Given entries:
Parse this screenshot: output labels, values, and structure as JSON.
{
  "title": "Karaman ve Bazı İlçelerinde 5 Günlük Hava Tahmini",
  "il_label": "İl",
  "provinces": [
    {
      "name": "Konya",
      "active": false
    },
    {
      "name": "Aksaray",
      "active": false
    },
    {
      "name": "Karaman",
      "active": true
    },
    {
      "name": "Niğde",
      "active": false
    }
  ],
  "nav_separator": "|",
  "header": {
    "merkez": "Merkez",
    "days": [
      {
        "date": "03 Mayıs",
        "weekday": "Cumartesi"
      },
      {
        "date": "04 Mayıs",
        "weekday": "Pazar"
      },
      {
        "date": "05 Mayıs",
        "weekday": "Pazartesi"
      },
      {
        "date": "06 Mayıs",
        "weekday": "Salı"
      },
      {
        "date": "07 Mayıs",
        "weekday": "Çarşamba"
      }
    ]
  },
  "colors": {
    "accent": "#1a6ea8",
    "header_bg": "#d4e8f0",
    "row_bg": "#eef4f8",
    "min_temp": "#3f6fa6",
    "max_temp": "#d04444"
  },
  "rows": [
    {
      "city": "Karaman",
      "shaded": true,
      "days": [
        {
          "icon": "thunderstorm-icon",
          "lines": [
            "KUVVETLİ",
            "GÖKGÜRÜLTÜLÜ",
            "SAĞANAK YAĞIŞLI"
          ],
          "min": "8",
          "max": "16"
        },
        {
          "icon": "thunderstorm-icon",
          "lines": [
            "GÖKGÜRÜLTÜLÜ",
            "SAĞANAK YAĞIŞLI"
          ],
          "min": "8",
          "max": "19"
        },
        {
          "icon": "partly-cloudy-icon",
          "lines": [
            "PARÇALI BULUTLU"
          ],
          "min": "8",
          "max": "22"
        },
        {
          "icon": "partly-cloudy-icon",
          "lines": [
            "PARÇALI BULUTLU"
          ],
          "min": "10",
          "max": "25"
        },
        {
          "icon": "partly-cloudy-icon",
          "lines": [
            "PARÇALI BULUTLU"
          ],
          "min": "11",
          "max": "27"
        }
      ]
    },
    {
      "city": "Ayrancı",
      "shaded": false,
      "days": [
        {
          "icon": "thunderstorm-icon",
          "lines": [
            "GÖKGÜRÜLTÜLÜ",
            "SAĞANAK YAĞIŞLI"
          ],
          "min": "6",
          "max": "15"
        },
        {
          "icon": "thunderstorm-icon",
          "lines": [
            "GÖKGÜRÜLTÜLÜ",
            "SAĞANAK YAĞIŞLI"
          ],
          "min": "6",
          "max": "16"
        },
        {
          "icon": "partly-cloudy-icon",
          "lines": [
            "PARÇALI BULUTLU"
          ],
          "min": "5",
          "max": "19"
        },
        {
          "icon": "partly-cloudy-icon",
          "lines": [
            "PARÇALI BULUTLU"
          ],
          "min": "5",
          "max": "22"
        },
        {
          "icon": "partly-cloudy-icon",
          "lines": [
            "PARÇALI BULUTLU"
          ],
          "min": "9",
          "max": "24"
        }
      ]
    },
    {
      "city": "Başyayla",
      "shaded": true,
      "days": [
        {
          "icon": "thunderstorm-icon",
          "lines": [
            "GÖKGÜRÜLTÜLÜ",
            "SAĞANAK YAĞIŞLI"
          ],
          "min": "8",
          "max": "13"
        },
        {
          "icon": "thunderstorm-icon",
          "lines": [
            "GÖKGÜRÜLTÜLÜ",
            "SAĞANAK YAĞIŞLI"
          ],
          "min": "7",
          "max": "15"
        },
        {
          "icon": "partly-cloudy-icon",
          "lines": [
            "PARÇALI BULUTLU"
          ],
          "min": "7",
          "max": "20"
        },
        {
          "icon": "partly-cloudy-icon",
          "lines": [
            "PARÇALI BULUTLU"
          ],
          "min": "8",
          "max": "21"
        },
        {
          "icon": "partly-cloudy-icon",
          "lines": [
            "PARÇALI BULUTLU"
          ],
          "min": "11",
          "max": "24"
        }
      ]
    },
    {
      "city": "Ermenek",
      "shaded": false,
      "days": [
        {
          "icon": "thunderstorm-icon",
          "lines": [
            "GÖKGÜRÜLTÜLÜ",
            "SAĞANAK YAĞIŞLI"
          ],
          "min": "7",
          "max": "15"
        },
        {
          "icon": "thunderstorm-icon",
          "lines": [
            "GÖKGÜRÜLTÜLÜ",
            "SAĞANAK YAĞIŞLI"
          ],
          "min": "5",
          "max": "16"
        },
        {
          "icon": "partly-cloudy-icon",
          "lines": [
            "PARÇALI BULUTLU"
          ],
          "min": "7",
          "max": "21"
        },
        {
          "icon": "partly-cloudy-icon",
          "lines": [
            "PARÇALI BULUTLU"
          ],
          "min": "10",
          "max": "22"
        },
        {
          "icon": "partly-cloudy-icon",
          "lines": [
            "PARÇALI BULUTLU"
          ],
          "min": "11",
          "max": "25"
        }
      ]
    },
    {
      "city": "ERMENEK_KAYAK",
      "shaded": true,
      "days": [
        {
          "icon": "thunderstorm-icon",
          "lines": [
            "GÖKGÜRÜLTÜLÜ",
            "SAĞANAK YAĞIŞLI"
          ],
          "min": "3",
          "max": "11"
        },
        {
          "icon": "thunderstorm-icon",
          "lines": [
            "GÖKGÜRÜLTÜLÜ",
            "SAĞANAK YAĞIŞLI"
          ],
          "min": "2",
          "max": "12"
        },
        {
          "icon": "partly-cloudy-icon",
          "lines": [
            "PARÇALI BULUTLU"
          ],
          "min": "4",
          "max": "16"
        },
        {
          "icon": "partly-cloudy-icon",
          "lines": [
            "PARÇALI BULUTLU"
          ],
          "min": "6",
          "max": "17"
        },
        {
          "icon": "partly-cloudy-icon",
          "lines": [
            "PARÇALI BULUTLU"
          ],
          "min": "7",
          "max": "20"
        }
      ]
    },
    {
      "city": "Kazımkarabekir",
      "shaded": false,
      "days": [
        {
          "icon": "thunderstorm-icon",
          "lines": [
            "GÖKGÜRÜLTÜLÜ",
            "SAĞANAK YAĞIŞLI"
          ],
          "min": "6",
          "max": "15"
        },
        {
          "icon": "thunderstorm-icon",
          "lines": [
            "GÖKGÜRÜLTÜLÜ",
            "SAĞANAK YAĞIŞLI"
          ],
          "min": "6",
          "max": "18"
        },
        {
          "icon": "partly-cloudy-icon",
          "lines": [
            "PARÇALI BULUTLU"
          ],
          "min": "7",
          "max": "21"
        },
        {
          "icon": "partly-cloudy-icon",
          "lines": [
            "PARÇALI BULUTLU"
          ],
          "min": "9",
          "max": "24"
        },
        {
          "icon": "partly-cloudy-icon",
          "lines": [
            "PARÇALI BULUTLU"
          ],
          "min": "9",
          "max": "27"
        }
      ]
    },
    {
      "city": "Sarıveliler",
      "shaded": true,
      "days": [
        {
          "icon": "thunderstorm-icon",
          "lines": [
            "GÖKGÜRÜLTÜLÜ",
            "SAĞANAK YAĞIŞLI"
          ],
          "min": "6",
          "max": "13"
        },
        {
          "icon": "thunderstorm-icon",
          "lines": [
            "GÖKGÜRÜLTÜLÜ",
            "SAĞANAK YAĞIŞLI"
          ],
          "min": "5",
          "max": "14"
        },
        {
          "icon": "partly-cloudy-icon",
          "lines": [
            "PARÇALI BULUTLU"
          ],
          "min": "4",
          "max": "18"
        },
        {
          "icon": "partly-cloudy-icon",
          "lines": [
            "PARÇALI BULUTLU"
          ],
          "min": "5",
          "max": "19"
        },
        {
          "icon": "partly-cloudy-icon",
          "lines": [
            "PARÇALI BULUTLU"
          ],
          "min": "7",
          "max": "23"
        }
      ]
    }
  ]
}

Aim: Output every entry shown above, exactly.

Correct response:
Parse this screenshot: output labels, values, and structure as JSON.
{
  "title": "Karaman ve Bazı İlçelerinde 5 Günlük Hava Tahmini",
  "il_label": "İl",
  "provinces": [
    {
      "name": "Konya",
      "active": false
    },
    {
      "name": "Aksaray",
      "active": false
    },
    {
      "name": "Karaman",
      "active": true
    },
    {
      "name": "Niğde",
      "active": false
    }
  ],
  "nav_separator": "|",
  "header": {
    "merkez": "Merkez",
    "days": [
      {
        "date": "03 Mayıs",
        "weekday": "Cumartesi"
      },
      {
        "date": "04 Mayıs",
        "weekday": "Pazar"
      },
      {
        "date": "05 Mayıs",
        "weekday": "Pazartesi"
      },
      {
        "date": "06 Mayıs",
        "weekday": "Salı"
      },
      {
        "date": "07 Mayıs",
        "weekday": "Çarşamba"
      }
    ]
  },
  "colors": {
    "accent": "#1a6ea8",
    "header_bg": "#d4e8f0",
    "row_bg": "#eef4f8",
    "min_temp": "#3f6fa6",
    "max_temp": "#d04444"
  },
  "rows": [
    {
      "city": "Karaman",
      "shaded": true,
      "days": [
        {
          "icon": "thunderstorm-icon",
          "lines": [
            "KUVVETLİ",
            "GÖKGÜRÜLTÜLÜ",
            "SAĞANAK YAĞIŞLI"
          ],
          "min": "8",
          "max": "16"
        },
        {
          "icon": "thunderstorm-icon",
          "lines": [
            "GÖKGÜRÜLTÜLÜ",
            "SAĞANAK YAĞIŞLI"
          ],
          "min": "8",
          "max": "19"
        },
        {
          "icon": "partly-cloudy-icon",
          "lines": [
            "PARÇALI BULUTLU"
          ],
          "min": "8",
          "max": "22"
        },
        {
          "icon": "partly-cloudy-icon",
          "lines": [
            "PARÇALI BULUTLU"
          ],
          "min": "10",
          "max": "25"
        },
        {
          "icon": "partly-cloudy-icon",
          "lines": [
            "PARÇALI BULUTLU"
          ],
          "min": "11",
          "max": "27"
        }
      ]
    },
    {
      "city": "Ayrancı",
      "shaded": false,
      "days": [
        {
          "icon": "thunderstorm-icon",
          "lines": [
            "GÖKGÜRÜLTÜLÜ",
            "SAĞANAK YAĞIŞLI"
          ],
          "min": "6",
          "max": "15"
        },
        {
          "icon": "thunderstorm-icon",
          "lines": [
            "GÖKGÜRÜLTÜLÜ",
            "SAĞANAK YAĞIŞLI"
          ],
          "min": "6",
          "max": "16"
        },
        {
          "icon": "partly-cloudy-icon",
          "lines": [
            "PARÇALI BULUTLU"
          ],
          "min": "5",
          "max": "19"
        },
        {
          "icon": "partly-cloudy-icon",
          "lines": [
            "PARÇALI BULUTLU"
          ],
          "min": "5",
          "max": "22"
        },
        {
          "icon": "partly-cloudy-icon",
          "lines": [
            "PARÇALI BULUTLU"
          ],
          "min": "9",
          "max": "24"
        }
      ]
    },
    {
      "city": "Başyayla",
      "shaded": true,
      "days": [
        {
          "icon": "thunderstorm-icon",
          "lines": [
            "GÖKGÜRÜLTÜLÜ",
            "SAĞANAK YAĞIŞLI"
          ],
          "min": "8",
          "max": "13"
        },
        {
          "icon": "thunderstorm-icon",
          "lines": [
            "GÖKGÜRÜLTÜLÜ",
            "SAĞANAK YAĞIŞLI"
          ],
          "min": "7",
          "max": "15"
        },
        {
          "icon": "partly-cloudy-icon",
          "lines": [
            "PARÇALI BULUTLU"
          ],
          "min": "7",
          "max": "20"
        },
        {
          "icon": "partly-cloudy-icon",
          "lines": [
            "PARÇALI BULUTLU"
          ],
          "min": "8",
          "max": "21"
        },
        {
          "icon": "partly-cloudy-icon",
          "lines": [
            "PARÇALI BULUTLU"
          ],
          "min": "11",
          "max": "24"
        }
      ]
    },
    {
      "city": "Ermenek",
      "shaded": false,
      "days": [
        {
          "icon": "thunderstorm-icon",
          "lines": [
            "GÖKGÜRÜLTÜLÜ",
            "SAĞANAK YAĞIŞLI"
          ],
          "min": "7",
          "max": "15"
        },
        {
          "icon": "thunderstorm-icon",
          "lines": [
            "GÖKGÜRÜLTÜLÜ",
            "SAĞANAK YAĞIŞLI"
          ],
          "min": "5",
          "max": "16"
        },
        {
          "icon": "partly-cloudy-icon",
          "lines": [
            "PARÇALI BULUTLU"
          ],
          "min": "7",
          "max": "21"
        },
        {
          "icon": "partly-cloudy-icon",
          "lines": [
            "PARÇALI BULUTLU"
          ],
          "min": "10",
          "max": "22"
        },
        {
          "icon": "partly-cloudy-icon",
          "lines": [
            "PARÇALI BULUTLU"
          ],
          "min": "11",
          "max": "25"
        }
      ]
    },
    {
      "city": "ERMENEK_KAYAK",
      "shaded": true,
      "days": [
        {
          "icon": "thunderstorm-icon",
          "lines": [
            "GÖKGÜRÜLTÜLÜ",
            "SAĞANAK YAĞIŞLI"
          ],
          "min": "3",
          "max": "11"
        },
        {
          "icon": "thunderstorm-icon",
          "lines": [
            "GÖKGÜRÜLTÜLÜ",
            "SAĞANAK YAĞIŞLI"
          ],
          "min": "2",
          "max": "12"
        },
        {
          "icon": "partly-cloudy-icon",
          "lines": [
            "PARÇALI BULUTLU"
          ],
          "min": "4",
          "max": "16"
        },
        {
          "icon": "partly-cloudy-icon",
          "lines": [
            "PARÇALI BULUTLU"
          ],
          "min": "6",
          "max": "17"
        },
        {
          "icon": "partly-cloudy-icon",
          "lines": [
            "PARÇALI BULUTLU"
          ],
          "min": "7",
          "max": "20"
        }
      ]
    },
    {
      "city": "Kazımkarabekir",
      "shaded": false,
      "days": [
        {
          "icon": "thunderstorm-icon",
          "lines": [
            "GÖKGÜRÜLTÜLÜ",
            "SAĞANAK YAĞIŞLI"
          ],
          "min": "6",
          "max": "15"
        },
        {
          "icon": "thunderstorm-icon",
          "lines": [
            "GÖKGÜRÜLTÜLÜ",
            "SAĞANAK YAĞIŞLI"
          ],
          "min": "6",
          "max": "18"
        },
        {
          "icon": "partly-cloudy-icon",
          "lines": [
            "PARÇALI BULUTLU"
          ],
          "min": "7",
          "max": "21"
        },
        {
          "icon": "partly-cloudy-icon",
          "lines": [
            "PARÇALI BULUTLU"
          ],
          "min": "9",
          "max": "24"
        },
        {
          "icon": "partly-cloudy-icon",
          "lines": [
            "PARÇALI BULUTLU"
          ],
          "min": "9",
          "max": "27"
        }
      ]
    },
    {
      "city": "Sarıveliler",
      "shaded": true,
      "days": [
        {
          "icon": "thunderstorm-icon",
          "lines": [
            "GÖKGÜRÜLTÜLÜ",
            "SAĞANAK YAĞIŞLI"
          ],
          "min": "6",
          "max": "13"
        },
        {
          "icon": "thunderstorm-icon",
          "lines": [
            "GÖKGÜRÜLTÜLÜ",
            "SAĞANAK YAĞIŞLI"
          ],
          "min": "5",
          "max": "14"
        },
        {
          "icon": "partly-cloudy-icon",
          "lines": [
            "PARÇALI BULUTLU"
          ],
          "min": "4",
          "max": "18"
        },
        {
          "icon": "partly-cloudy-icon",
          "lines": [
            "PARÇALI BULUTLU"
          ],
          "min": "5",
          "max": "19"
        },
        {
          "icon": "partly-cloudy-icon",
          "lines": [
            "PARÇALI BULUTLU"
          ],
          "min": "7",
          "max": "23"
        }
      ]
    }
  ]
}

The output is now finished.